» **Brief**: Records follow. Pull out every line that contains "color".

» **Material for this task**:
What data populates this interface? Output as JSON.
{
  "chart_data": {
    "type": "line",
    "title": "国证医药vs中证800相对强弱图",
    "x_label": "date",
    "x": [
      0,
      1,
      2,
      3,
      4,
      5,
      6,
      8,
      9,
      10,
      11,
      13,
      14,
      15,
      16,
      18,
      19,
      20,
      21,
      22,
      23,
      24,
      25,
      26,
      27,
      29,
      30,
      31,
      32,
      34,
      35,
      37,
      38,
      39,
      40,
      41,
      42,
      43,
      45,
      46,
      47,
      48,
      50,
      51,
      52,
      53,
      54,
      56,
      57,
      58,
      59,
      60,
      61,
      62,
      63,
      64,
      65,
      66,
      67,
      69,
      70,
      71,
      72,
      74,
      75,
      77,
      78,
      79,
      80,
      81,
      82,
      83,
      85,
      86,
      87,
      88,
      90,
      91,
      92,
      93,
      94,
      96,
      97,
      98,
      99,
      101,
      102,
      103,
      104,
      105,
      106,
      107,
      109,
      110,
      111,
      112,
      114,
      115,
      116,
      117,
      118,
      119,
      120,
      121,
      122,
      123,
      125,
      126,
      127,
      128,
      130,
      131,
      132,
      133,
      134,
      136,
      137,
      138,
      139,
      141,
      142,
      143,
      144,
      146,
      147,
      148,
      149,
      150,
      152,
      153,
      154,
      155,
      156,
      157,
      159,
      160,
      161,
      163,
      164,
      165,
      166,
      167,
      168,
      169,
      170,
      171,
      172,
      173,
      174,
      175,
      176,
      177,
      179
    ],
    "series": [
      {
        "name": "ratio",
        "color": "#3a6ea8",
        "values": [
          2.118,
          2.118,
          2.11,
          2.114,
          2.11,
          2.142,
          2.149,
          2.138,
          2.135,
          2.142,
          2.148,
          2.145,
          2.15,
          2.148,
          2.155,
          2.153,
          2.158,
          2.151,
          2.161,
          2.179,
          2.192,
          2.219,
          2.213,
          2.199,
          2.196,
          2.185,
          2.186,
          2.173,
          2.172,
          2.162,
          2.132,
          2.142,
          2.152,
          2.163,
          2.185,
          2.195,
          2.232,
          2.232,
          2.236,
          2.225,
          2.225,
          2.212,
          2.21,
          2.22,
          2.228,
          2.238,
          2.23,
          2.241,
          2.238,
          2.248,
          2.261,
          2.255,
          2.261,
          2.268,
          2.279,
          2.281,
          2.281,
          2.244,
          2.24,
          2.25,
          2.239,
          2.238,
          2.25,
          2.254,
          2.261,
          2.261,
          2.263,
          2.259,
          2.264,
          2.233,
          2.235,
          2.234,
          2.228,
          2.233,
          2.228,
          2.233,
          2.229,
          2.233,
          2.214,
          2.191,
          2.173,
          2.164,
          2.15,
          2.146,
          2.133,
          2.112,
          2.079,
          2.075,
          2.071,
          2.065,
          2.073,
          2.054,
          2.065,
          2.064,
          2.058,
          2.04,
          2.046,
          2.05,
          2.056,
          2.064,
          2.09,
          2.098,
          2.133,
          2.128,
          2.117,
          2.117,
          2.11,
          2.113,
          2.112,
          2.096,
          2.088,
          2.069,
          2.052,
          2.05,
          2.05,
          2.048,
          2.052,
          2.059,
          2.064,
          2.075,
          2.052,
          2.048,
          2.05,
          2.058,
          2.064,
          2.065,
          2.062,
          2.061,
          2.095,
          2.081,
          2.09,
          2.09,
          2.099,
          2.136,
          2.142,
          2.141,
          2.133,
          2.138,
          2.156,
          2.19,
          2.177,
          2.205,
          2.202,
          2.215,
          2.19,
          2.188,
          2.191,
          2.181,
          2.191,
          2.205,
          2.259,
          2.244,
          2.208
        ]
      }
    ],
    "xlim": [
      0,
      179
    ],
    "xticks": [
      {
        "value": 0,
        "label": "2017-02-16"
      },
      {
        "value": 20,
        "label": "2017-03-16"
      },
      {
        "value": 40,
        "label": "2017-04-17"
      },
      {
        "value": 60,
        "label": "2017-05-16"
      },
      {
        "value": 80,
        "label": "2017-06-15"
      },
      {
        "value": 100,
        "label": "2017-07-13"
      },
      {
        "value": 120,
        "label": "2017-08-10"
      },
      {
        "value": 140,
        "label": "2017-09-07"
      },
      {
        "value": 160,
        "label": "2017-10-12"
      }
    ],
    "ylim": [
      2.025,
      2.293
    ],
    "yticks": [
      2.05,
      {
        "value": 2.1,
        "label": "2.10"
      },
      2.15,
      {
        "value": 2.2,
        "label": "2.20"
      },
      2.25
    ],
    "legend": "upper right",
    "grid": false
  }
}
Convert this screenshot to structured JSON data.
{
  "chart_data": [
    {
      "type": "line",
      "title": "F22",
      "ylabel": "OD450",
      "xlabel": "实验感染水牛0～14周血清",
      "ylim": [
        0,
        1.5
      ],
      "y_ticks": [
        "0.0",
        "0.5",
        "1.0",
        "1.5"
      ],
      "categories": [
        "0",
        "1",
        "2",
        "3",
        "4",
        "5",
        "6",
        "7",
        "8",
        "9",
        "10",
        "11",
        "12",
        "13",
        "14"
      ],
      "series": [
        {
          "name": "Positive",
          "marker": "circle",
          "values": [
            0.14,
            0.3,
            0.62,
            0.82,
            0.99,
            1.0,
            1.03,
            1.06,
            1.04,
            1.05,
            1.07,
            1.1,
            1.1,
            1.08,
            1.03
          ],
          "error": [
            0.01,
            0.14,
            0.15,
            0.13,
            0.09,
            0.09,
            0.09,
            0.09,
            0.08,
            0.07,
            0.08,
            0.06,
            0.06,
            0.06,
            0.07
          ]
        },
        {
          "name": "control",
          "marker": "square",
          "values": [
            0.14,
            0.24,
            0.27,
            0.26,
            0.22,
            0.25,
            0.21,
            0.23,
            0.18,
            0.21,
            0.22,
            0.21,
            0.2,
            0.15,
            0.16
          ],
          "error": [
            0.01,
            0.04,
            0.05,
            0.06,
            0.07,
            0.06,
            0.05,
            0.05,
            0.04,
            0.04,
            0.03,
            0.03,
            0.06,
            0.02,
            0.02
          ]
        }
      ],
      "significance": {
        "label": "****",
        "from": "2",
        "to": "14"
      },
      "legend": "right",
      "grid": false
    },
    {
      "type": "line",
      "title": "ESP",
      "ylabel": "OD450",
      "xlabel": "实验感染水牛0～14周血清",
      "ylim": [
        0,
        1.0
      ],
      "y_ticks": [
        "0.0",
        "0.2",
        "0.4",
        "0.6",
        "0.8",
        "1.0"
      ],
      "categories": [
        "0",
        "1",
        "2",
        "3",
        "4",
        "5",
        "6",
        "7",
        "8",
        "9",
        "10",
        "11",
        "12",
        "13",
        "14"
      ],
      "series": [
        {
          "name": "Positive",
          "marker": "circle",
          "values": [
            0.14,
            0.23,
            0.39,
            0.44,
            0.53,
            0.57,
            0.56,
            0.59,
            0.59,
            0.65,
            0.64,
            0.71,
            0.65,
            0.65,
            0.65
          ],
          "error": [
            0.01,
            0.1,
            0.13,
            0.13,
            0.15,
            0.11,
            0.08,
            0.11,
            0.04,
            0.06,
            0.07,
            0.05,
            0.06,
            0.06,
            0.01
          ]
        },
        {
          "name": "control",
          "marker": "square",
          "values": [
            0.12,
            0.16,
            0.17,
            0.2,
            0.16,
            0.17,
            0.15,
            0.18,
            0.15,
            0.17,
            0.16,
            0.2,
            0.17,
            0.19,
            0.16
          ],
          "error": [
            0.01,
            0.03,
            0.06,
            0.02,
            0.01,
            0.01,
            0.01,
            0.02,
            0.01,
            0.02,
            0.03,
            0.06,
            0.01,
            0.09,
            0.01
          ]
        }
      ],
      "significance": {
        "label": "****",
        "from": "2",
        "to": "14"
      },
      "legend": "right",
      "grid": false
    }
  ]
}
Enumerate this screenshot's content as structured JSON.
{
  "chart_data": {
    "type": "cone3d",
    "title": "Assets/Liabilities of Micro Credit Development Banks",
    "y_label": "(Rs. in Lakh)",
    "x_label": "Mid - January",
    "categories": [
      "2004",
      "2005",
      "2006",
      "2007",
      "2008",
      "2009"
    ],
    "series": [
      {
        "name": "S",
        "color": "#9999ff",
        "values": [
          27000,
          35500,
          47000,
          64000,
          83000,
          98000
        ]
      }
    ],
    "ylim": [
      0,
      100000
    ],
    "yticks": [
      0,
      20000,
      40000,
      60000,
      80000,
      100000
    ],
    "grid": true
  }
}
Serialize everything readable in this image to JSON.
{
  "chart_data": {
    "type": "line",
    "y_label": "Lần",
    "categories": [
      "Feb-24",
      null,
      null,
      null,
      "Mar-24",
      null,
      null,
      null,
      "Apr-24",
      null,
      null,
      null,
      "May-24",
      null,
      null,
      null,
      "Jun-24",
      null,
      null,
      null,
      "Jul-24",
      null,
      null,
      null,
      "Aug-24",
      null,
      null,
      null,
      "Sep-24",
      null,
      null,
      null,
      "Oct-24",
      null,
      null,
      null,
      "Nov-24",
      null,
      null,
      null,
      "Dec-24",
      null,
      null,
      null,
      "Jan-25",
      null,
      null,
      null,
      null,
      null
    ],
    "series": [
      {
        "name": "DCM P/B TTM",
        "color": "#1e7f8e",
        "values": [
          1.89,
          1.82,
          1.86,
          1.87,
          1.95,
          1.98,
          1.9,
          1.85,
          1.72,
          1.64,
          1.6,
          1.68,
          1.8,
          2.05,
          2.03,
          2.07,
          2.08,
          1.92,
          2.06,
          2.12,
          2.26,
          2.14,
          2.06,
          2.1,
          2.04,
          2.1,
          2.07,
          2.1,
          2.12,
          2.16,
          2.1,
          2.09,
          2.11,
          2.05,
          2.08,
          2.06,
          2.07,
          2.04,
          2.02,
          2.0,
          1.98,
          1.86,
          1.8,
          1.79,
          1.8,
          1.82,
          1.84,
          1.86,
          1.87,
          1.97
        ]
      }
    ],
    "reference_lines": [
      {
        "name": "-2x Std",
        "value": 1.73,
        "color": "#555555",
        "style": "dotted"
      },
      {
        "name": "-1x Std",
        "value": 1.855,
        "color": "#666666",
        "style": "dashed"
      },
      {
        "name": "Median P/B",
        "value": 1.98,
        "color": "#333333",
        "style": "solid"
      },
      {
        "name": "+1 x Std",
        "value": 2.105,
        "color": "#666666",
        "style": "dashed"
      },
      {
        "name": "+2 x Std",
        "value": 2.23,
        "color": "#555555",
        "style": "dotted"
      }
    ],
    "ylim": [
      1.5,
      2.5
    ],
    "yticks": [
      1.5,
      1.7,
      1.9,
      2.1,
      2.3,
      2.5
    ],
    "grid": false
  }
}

» **Full output**:
        "color": "#3a6ea8",
        "color": "#9999ff",
        "color": "#1e7f8e",
        "color": "#555555",
        "color": "#666666",
        "color": "#333333",
        "color": "#666666",
        "color": "#555555",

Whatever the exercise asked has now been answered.